## Text
*** Block opens ***

Better luck next time :(
I can also try to run strace and ltrace, but nothing much comes of that either.
Solution
Unintended
Most people, including myself, solved it much differently than the author intended. I’ll start by walking through how I originally approached this, and then, with knowledge of the challenge post-event, explain why the unintended works and why deobfuscating the binary is pain.
My go-to program for decompilation is Ghidra, and the warning immediately makes sense. After clicking around the identified functions to try and find the entry point or main, I found a function that refused to decompile.
If I look at the disassembly in the center window, it’s clear something’s suspicious. Rather than see a variety of instructions moving values and registers around, I see a repeating pattern for a very long time.
LAB_004011ba
004011ba 49 89 e4 MOV R12,RSP
004011bd 49 83 c4 f0 ADD R12,-0x10
004011c1 4c 89 e4 MOV RSP,R12
004011c4 48 89 e0 MOV RAX,RSP
004011c7 48 83 c0 f0 ADD RAX,-0x10
004011cb 48 89 c4 MOV RSP,RAX
004011ce 48 c1 e8 3f SHR RAX,0x3f
004011d2 48 a9 01 TEST RAX,0x1
00 00 00
004011d8 0f 85 74 JNZ LAB_00416952
57 01 00
004011de 49 89 e5 MOV R13,RSP
004011e1 49 83 c5 f0 ADD R13,-0x10
004011e5 4c 89 ec MOV RSP,R13
004011e8 48 89 e0 MOV RAX,RSP
004011eb 48 83 c0 f0 ADD RAX,-0x10
004011ef 48 89 c4 MOV RSP,RAX
004011f2 48 c1 e8 3f SHR RAX,0x3f
004011f6 48 a9 01 TEST RAX,0x1
00 00 00
004011fc 0f 85 50 JNZ LAB_00416952
57 01 00
00401202 49 89 e6 MOV R14,RSP
00401205 49 83 c6 f0 ADD R14,-0x10
00401209 4c 89 f4 MOV RSP,R14
0040120c 48 89 e0 MOV RAX,RSP
0040120f 48 83 c0 f0 ADD RAX,-0x10
It looks like we’re only going to be looking at assembly for this challenge. If I don’t have access to a decompiler, my preferred disassembly program is Rizin’s Cutter, a program that used to just be a frontend GUI for radare2, but has now evolved into its own ecosystem of tools.
Cutter is actually able to find the main function itself, and pretty easily produce a control flow graph (CFG), things that Ghidra isn’t as good at.

*** Block closes ***

## Information given

*** Block opens ***

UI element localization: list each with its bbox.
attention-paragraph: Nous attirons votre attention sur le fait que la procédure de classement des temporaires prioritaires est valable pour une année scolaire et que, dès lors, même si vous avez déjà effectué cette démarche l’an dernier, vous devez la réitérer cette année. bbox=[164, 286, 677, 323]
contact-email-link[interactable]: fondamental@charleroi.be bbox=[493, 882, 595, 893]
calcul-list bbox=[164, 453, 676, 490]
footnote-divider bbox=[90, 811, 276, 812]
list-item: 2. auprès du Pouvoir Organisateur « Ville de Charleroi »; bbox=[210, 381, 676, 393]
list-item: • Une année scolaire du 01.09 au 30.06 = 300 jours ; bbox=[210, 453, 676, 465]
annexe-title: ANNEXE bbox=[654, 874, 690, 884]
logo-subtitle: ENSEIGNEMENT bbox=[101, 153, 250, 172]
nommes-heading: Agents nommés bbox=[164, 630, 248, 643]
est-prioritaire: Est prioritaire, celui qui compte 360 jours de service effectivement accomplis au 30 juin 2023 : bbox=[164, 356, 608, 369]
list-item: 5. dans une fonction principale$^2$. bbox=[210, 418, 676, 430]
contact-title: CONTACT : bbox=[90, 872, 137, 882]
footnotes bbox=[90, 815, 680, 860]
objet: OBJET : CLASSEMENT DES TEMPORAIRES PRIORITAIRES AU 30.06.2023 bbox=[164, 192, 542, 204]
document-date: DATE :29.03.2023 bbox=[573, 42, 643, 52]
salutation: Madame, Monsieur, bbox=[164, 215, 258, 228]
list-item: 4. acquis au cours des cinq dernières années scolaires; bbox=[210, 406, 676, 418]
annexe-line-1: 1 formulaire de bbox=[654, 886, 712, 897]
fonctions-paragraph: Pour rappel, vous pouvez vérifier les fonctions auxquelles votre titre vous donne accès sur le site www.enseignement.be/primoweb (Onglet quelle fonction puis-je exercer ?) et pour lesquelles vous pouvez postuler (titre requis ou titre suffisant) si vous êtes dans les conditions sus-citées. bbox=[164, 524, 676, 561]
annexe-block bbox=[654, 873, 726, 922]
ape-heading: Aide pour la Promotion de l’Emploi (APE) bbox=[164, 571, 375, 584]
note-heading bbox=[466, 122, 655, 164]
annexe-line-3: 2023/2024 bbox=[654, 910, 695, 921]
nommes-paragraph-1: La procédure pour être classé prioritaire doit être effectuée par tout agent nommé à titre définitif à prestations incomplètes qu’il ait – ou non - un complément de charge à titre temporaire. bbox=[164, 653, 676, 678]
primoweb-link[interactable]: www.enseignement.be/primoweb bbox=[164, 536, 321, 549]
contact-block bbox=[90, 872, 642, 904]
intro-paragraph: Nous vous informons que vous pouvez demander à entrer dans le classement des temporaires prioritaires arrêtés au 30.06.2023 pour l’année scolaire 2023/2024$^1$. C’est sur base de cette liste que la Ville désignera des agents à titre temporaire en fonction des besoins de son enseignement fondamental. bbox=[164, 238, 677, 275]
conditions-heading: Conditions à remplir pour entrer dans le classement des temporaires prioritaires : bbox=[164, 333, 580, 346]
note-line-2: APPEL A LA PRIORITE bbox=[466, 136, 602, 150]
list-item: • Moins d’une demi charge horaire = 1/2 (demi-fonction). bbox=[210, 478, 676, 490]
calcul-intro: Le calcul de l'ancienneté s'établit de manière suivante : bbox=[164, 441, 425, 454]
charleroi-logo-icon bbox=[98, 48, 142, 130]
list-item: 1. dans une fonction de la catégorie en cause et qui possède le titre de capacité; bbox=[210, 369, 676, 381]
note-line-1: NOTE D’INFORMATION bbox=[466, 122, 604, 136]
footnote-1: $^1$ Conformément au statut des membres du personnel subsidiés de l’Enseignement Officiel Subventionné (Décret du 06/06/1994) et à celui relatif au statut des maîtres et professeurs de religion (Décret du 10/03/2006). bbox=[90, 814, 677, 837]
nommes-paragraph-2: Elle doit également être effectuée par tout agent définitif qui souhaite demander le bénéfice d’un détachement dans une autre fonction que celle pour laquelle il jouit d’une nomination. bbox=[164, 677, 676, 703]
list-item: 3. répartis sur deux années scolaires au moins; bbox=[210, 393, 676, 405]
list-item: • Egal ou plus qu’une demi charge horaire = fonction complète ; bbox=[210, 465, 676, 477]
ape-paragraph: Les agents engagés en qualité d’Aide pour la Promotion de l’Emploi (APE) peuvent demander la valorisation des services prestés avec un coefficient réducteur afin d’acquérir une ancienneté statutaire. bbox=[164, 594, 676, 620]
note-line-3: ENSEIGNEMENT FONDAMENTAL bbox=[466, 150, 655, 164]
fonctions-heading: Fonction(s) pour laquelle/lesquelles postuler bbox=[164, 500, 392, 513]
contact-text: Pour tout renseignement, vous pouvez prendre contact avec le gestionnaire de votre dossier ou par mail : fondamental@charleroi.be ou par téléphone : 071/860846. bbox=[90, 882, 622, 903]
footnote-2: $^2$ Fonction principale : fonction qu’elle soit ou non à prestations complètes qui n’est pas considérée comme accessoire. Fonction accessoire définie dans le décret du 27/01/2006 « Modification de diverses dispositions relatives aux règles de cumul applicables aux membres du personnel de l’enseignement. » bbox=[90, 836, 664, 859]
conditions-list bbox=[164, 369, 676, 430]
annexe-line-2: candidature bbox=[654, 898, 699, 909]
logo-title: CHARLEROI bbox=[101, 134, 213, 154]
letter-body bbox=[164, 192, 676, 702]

*** Block closes ***

## Brief 1
According to the writeup, which program does the author go to first for decompilation?
## Brief 2
Rewrite the writeup from "My go-to program" up to and including "refused to decompile.", substituting "starting point" for "entry point".

## Your response 1
Ghidra

## Your response 2
My go-to program for decompilation is Ghidra, and the warning immediately makes sense. After clicking around the identified functions to try and find the starting point or main, I found a function that refused to decompile.